[Extracted data entries]
------

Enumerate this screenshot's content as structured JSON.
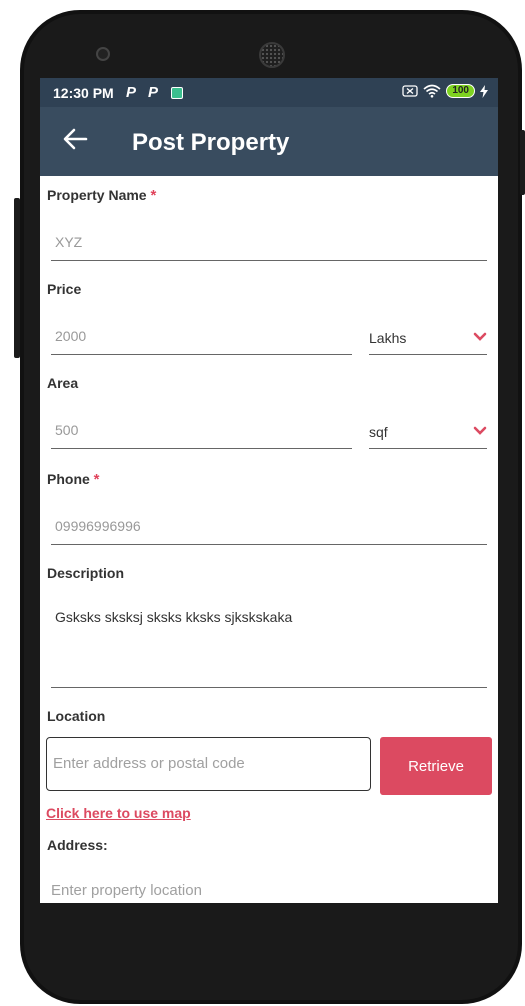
{
  "status_bar": {
    "time": "12:30 PM",
    "notif_icons": [
      "P",
      "P"
    ],
    "battery": "100"
  },
  "app_bar": {
    "title": "Post Property"
  },
  "form": {
    "property_name": {
      "label": "Property Name",
      "required_mark": "*",
      "value": "XYZ"
    },
    "price": {
      "label": "Price",
      "value": "2000",
      "unit": "Lakhs"
    },
    "area": {
      "label": "Area",
      "value": "500",
      "unit": "sqf"
    },
    "phone": {
      "label": "Phone",
      "required_mark": "*",
      "value": "09996996996"
    },
    "description": {
      "label": "Description",
      "value": "Gsksks sksksj sksks kksks sjkskskaka"
    },
    "location": {
      "label": "Location",
      "placeholder": "Enter address or postal code",
      "retrieve_label": "Retrieve",
      "map_link": "Click here to use map"
    },
    "address": {
      "label": "Address:",
      "placeholder": "Enter property location"
    }
  },
  "colors": {
    "app_bar": "#394c5f",
    "status_bar": "#2f4154",
    "accent": "#dc4a61"
  }
}
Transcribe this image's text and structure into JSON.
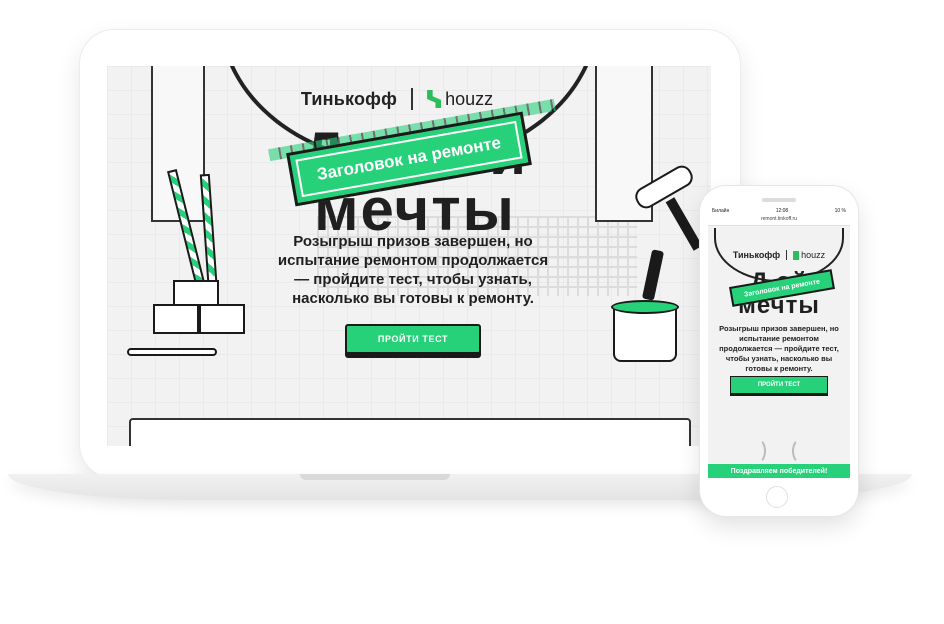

------

# THE PROBLEM
Reproduce the material above in full and without alteration, but skip all pictures.

# THE RESPONSE
Enumerate this screenshot's content as structured JSON.
{
  "status_bar": {
    "time": "12:30 PM",
    "notif_icons": [
      "P",
      "P"
    ],
    "battery": "100"
  },
  "app_bar": {
    "title": "Post Property"
  },
  "form": {
    "property_name": {
      "label": "Property Name",
      "required_mark": "*",
      "value": "XYZ"
    },
    "price": {
      "label": "Price",
      "value": "2000",
      "unit": "Lakhs"
    },
    "area": {
      "label": "Area",
      "value": "500",
      "unit": "sqf"
    },
    "phone": {
      "label": "Phone",
      "required_mark": "*",
      "value": "09996996996"
    },
    "description": {
      "label": "Description",
      "value": "Gsksks sksksj sksks kksks sjkskskaka"
    },
    "location": {
      "label": "Location",
      "placeholder": "Enter address or postal code",
      "retrieve_label": "Retrieve",
      "map_link": "Click here to use map"
    },
    "address": {
      "label": "Address:",
      "placeholder": "Enter property location"
    }
  },
  "colors": {
    "app_bar": "#394c5f",
    "status_bar": "#2f4154",
    "accent": "#dc4a61"
  }
}
Transcribe this image's text and structure into JSON.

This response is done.